**Exercise goal**:
Read through the entries below and return each line with the word "sync".

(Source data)
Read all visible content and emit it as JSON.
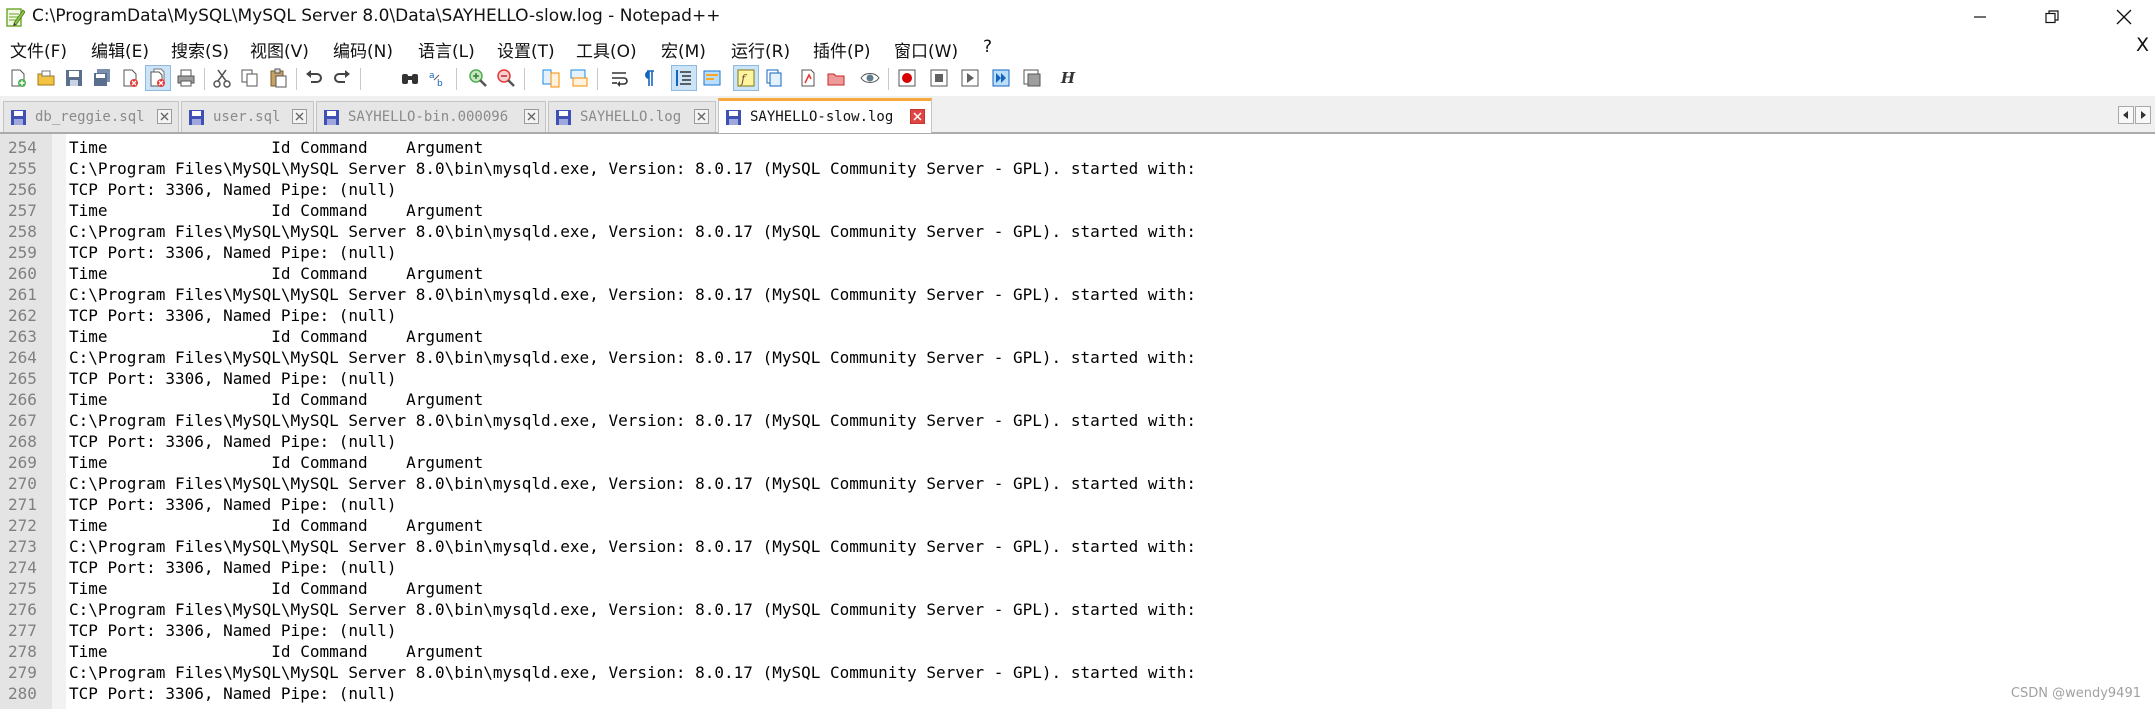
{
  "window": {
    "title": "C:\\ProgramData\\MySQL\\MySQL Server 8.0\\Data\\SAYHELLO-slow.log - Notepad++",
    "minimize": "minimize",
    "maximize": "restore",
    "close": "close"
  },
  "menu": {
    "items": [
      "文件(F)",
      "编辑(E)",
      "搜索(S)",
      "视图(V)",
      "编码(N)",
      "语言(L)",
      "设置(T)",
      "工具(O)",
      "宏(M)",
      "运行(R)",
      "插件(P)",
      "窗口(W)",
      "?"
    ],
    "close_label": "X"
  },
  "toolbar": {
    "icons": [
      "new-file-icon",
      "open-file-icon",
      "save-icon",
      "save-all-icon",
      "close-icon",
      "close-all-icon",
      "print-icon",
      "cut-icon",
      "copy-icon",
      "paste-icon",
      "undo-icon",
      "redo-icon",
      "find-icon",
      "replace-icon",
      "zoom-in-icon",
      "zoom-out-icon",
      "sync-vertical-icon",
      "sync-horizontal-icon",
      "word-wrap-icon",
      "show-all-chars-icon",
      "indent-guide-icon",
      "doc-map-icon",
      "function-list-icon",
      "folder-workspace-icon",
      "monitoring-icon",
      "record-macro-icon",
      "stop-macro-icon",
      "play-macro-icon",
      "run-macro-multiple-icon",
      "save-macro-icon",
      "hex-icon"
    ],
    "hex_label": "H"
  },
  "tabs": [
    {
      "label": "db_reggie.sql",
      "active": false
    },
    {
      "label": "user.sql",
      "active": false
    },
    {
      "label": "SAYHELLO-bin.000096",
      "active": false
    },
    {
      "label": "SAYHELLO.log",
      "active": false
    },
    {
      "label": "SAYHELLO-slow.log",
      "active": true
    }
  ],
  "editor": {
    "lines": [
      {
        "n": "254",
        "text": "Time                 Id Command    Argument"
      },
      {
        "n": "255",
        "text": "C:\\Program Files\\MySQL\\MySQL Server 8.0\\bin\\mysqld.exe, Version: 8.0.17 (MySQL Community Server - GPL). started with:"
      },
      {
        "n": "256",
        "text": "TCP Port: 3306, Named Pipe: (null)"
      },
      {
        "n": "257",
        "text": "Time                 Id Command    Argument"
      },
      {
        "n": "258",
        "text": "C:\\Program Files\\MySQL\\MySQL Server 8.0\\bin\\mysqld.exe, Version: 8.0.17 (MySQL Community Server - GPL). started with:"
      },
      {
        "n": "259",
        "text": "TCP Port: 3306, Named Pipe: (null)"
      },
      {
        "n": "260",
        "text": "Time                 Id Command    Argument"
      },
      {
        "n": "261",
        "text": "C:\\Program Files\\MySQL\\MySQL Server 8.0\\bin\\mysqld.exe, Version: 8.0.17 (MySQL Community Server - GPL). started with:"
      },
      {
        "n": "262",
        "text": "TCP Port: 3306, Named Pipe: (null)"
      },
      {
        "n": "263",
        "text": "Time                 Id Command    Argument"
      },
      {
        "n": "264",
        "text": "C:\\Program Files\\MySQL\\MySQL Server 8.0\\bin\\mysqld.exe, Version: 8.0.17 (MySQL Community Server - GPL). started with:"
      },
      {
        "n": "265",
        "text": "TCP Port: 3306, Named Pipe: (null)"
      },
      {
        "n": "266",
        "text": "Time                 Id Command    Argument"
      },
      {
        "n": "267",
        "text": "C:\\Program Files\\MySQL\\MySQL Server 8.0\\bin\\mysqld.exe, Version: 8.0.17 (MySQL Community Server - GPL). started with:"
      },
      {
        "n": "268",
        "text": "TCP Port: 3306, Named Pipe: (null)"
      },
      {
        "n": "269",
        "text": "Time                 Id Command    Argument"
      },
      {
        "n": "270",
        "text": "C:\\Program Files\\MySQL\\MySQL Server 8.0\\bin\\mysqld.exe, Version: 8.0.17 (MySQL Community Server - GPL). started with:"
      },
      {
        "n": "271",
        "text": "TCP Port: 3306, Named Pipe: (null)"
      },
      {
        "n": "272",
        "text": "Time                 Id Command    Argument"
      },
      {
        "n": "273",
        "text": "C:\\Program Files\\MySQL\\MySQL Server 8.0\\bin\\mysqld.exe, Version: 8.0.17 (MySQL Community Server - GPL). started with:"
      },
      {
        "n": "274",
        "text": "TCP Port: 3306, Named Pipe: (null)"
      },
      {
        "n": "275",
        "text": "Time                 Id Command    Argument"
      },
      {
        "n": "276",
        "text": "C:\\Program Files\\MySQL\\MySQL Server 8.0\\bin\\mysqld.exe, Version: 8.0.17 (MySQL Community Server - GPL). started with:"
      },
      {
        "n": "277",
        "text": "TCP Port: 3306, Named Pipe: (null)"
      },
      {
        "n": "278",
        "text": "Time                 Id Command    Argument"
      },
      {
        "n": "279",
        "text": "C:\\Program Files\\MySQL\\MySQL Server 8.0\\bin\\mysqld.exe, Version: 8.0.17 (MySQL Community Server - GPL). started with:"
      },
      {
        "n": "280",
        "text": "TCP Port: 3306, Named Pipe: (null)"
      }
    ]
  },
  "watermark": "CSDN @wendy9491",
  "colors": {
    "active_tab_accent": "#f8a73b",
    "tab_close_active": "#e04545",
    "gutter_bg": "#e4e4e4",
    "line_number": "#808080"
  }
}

---

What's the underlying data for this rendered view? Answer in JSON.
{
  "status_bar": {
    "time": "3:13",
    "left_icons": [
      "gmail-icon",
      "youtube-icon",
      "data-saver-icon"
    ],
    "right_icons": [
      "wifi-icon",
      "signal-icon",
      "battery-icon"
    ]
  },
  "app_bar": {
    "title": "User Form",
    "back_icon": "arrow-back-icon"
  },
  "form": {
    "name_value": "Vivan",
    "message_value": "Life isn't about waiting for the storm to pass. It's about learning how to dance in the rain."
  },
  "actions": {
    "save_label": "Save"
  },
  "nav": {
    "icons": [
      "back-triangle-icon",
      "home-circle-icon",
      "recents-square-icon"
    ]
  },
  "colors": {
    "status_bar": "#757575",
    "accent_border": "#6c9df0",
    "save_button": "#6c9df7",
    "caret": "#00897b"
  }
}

**Exercise result**:
      "sync-vertical-icon",
      "sync-horizontal-icon",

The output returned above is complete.